[Rows from a dataset]
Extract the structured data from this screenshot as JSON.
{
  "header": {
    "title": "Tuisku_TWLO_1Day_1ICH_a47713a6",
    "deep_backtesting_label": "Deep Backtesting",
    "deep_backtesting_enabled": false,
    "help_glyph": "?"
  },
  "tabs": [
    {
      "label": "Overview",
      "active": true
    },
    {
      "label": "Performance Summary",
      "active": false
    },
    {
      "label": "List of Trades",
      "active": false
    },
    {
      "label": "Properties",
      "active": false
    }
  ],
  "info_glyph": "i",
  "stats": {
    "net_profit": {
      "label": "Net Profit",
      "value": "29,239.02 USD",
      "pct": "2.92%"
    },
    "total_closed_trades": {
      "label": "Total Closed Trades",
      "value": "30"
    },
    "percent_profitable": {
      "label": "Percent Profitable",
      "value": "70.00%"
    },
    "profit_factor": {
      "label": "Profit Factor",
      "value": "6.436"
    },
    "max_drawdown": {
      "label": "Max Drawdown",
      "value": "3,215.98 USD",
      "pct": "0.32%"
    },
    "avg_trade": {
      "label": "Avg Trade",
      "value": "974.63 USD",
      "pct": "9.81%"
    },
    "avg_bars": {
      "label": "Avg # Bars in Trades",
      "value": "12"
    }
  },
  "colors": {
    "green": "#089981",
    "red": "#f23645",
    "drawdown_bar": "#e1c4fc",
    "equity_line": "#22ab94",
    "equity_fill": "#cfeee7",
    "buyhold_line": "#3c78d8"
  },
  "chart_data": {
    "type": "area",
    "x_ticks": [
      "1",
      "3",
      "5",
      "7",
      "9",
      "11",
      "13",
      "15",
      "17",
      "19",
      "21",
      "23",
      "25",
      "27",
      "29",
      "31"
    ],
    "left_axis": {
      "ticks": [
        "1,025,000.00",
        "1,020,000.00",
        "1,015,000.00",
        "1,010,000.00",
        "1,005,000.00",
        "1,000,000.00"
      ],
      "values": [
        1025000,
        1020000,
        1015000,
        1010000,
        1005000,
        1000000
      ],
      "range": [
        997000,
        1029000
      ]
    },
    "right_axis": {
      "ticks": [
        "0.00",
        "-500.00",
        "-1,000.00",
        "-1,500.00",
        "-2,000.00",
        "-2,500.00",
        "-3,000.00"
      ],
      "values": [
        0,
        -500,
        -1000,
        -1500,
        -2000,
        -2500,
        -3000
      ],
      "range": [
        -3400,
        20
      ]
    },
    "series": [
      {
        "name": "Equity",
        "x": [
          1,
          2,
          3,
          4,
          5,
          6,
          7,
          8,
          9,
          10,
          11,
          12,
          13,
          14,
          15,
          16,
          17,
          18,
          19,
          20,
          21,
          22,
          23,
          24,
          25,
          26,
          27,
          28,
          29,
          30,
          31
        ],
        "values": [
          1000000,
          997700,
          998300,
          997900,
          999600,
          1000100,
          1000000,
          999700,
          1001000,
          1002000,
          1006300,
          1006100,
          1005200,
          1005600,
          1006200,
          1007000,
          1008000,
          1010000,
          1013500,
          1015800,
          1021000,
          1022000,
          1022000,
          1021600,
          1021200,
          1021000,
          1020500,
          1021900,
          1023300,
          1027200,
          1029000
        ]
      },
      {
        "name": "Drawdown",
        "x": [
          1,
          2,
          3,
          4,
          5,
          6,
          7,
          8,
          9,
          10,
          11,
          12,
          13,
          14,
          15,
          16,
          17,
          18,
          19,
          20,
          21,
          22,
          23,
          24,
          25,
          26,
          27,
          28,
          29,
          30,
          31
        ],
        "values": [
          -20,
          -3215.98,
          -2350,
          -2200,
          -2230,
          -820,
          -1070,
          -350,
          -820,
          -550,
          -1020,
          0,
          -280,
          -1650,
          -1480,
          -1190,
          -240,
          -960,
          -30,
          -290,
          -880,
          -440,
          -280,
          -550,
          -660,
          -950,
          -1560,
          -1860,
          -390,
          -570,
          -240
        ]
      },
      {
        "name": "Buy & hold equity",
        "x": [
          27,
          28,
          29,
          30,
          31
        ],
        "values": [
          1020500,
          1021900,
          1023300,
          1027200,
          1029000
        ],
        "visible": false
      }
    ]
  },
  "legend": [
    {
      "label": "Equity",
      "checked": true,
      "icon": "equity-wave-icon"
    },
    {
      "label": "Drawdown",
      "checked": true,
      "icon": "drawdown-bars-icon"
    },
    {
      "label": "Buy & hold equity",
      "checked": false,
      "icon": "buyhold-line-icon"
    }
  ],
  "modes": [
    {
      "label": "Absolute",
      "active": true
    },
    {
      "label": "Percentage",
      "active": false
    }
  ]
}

• Goal of the exercise
Every line of the data above should be copied exactly.

• Expected answer
Extract the structured data from this screenshot as JSON.
{
  "header": {
    "title": "Tuisku_TWLO_1Day_1ICH_a47713a6",
    "deep_backtesting_label": "Deep Backtesting",
    "deep_backtesting_enabled": false,
    "help_glyph": "?"
  },
  "tabs": [
    {
      "label": "Overview",
      "active": true
    },
    {
      "label": "Performance Summary",
      "active": false
    },
    {
      "label": "List of Trades",
      "active": false
    },
    {
      "label": "Properties",
      "active": false
    }
  ],
  "info_glyph": "i",
  "stats": {
    "net_profit": {
      "label": "Net Profit",
      "value": "29,239.02 USD",
      "pct": "2.92%"
    },
    "total_closed_trades": {
      "label": "Total Closed Trades",
      "value": "30"
    },
    "percent_profitable": {
      "label": "Percent Profitable",
      "value": "70.00%"
    },
    "profit_factor": {
      "label": "Profit Factor",
      "value": "6.436"
    },
    "max_drawdown": {
      "label": "Max Drawdown",
      "value": "3,215.98 USD",
      "pct": "0.32%"
    },
    "avg_trade": {
      "label": "Avg Trade",
      "value": "974.63 USD",
      "pct": "9.81%"
    },
    "avg_bars": {
      "label": "Avg # Bars in Trades",
      "value": "12"
    }
  },
  "colors": {
    "green": "#089981",
    "red": "#f23645",
    "drawdown_bar": "#e1c4fc",
    "equity_line": "#22ab94",
    "equity_fill": "#cfeee7",
    "buyhold_line": "#3c78d8"
  },
  "chart_data": {
    "type": "area",
    "x_ticks": [
      "1",
      "3",
      "5",
      "7",
      "9",
      "11",
      "13",
      "15",
      "17",
      "19",
      "21",
      "23",
      "25",
      "27",
      "29",
      "31"
    ],
    "left_axis": {
      "ticks": [
        "1,025,000.00",
        "1,020,000.00",
        "1,015,000.00",
        "1,010,000.00",
        "1,005,000.00",
        "1,000,000.00"
      ],
      "values": [
        1025000,
        1020000,
        1015000,
        1010000,
        1005000,
        1000000
      ],
      "range": [
        997000,
        1029000
      ]
    },
    "right_axis": {
      "ticks": [
        "0.00",
        "-500.00",
        "-1,000.00",
        "-1,500.00",
        "-2,000.00",
        "-2,500.00",
        "-3,000.00"
      ],
      "values": [
        0,
        -500,
        -1000,
        -1500,
        -2000,
        -2500,
        -3000
      ],
      "range": [
        -3400,
        20
      ]
    },
    "series": [
      {
        "name": "Equity",
        "x": [
          1,
          2,
          3,
          4,
          5,
          6,
          7,
          8,
          9,
          10,
          11,
          12,
          13,
          14,
          15,
          16,
          17,
          18,
          19,
          20,
          21,
          22,
          23,
          24,
          25,
          26,
          27,
          28,
          29,
          30,
          31
        ],
        "values": [
          1000000,
          997700,
          998300,
          997900,
          999600,
          1000100,
          1000000,
          999700,
          1001000,
          1002000,
          1006300,
          1006100,
          1005200,
          1005600,
          1006200,
          1007000,
          1008000,
          1010000,
          1013500,
          1015800,
          1021000,
          1022000,
          1022000,
          1021600,
          1021200,
          1021000,
          1020500,
          1021900,
          1023300,
          1027200,
          1029000
        ]
      },
      {
        "name": "Drawdown",
        "x": [
          1,
          2,
          3,
          4,
          5,
          6,
          7,
          8,
          9,
          10,
          11,
          12,
          13,
          14,
          15,
          16,
          17,
          18,
          19,
          20,
          21,
          22,
          23,
          24,
          25,
          26,
          27,
          28,
          29,
          30,
          31
        ],
        "values": [
          -20,
          -3215.98,
          -2350,
          -2200,
          -2230,
          -820,
          -1070,
          -350,
          -820,
          -550,
          -1020,
          0,
          -280,
          -1650,
          -1480,
          -1190,
          -240,
          -960,
          -30,
          -290,
          -880,
          -440,
          -280,
          -550,
          -660,
          -950,
          -1560,
          -1860,
          -390,
          -570,
          -240
        ]
      },
      {
        "name": "Buy & hold equity",
        "x": [
          27,
          28,
          29,
          30,
          31
        ],
        "values": [
          1020500,
          1021900,
          1023300,
          1027200,
          1029000
        ],
        "visible": false
      }
    ]
  },
  "legend": [
    {
      "label": "Equity",
      "checked": true,
      "icon": "equity-wave-icon"
    },
    {
      "label": "Drawdown",
      "checked": true,
      "icon": "drawdown-bars-icon"
    },
    {
      "label": "Buy & hold equity",
      "checked": false,
      "icon": "buyhold-line-icon"
    }
  ],
  "modes": [
    {
      "label": "Absolute",
      "active": true
    },
    {
      "label": "Percentage",
      "active": false
    }
  ]
}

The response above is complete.